*Task to complete*. Repeat the entries that follow verbatim, without any of their pictures.

[Saved entries]
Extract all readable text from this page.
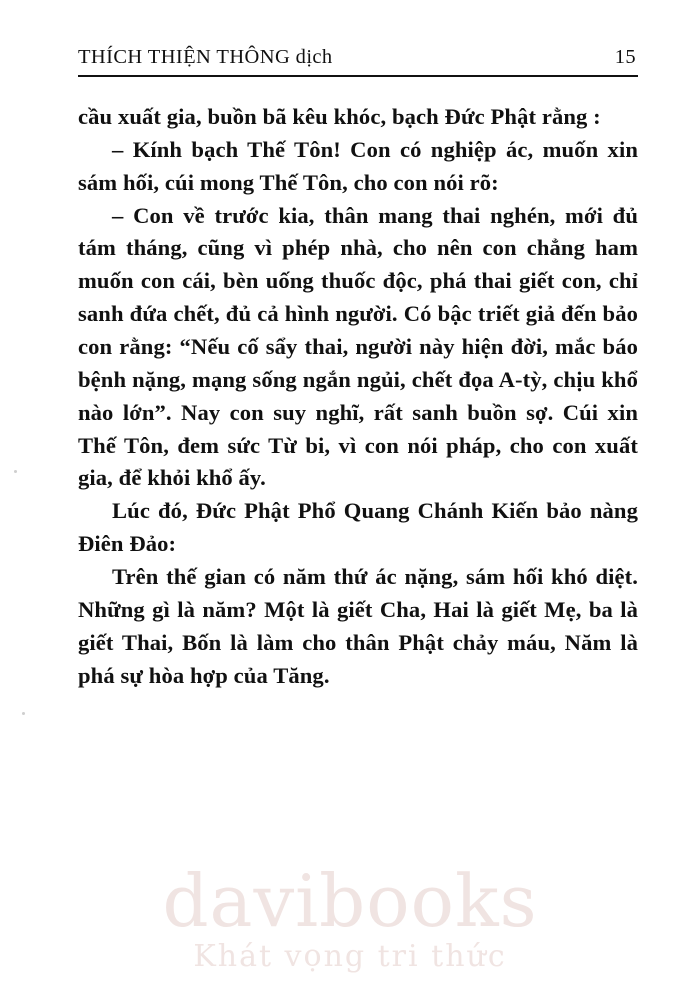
THÍCH THIỆN THÔNG dịch	15

cầu xuất gia, buồn bã kêu khóc, bạch Đức Phật rằng :

– Kính bạch Thế Tôn! Con có nghiệp ác, muốn xin sám hối, cúi mong Thế Tôn, cho con nói rõ:

– Con về trước kia, thân mang thai nghén, mới đủ tám tháng, cũng vì phép nhà, cho nên con chẳng ham muốn con cái, bèn uống thuốc độc, phá thai giết con, chỉ sanh đứa chết, đủ cả hình người. Có bậc triết giả đến bảo con rằng: “Nếu cố sẩy thai, người này hiện đời, mắc báo bệnh nặng, mạng sống ngắn ngủi, chết đọa A-tỳ, chịu khổ nào lớn”. Nay con suy nghĩ, rất sanh buồn sợ. Cúi xin Thế Tôn, đem sức Từ bi, vì con nói pháp, cho con xuất gia, để khỏi khổ ấy.

Lúc đó, Đức Phật Phổ Quang Chánh Kiến bảo nàng Điên Đảo:

Trên thế gian có năm thứ ác nặng, sám hối khó diệt. Những gì là năm? Một là giết Cha, Hai là giết Mẹ, ba là giết Thai, Bốn là làm cho thân Phật chảy máu, Năm là phá sự hòa hợp của Tăng.

davibooks
Khát vọng tri thức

*Expected output*.
Extract all readable text from this page.
THÍCH THIỆN THÔNG dịch	15

cầu xuất gia, buồn bã kêu khóc, bạch Đức Phật rằng :

– Kính bạch Thế Tôn! Con có nghiệp ác, muốn xin sám hối, cúi mong Thế Tôn, cho con nói rõ:

– Con về trước kia, thân mang thai nghén, mới đủ tám tháng, cũng vì phép nhà, cho nên con chẳng ham muốn con cái, bèn uống thuốc độc, phá thai giết con, chỉ sanh đứa chết, đủ cả hình người. Có bậc triết giả đến bảo con rằng: “Nếu cố sẩy thai, người này hiện đời, mắc báo bệnh nặng, mạng sống ngắn ngủi, chết đọa A-tỳ, chịu khổ nào lớn”. Nay con suy nghĩ, rất sanh buồn sợ. Cúi xin Thế Tôn, đem sức Từ bi, vì con nói pháp, cho con xuất gia, để khỏi khổ ấy.

Lúc đó, Đức Phật Phổ Quang Chánh Kiến bảo nàng Điên Đảo:

Trên thế gian có năm thứ ác nặng, sám hối khó diệt. Những gì là năm? Một là giết Cha, Hai là giết Mẹ, ba là giết Thai, Bốn là làm cho thân Phật chảy máu, Năm là phá sự hòa hợp của Tăng.

davibooks
Khát vọng tri thức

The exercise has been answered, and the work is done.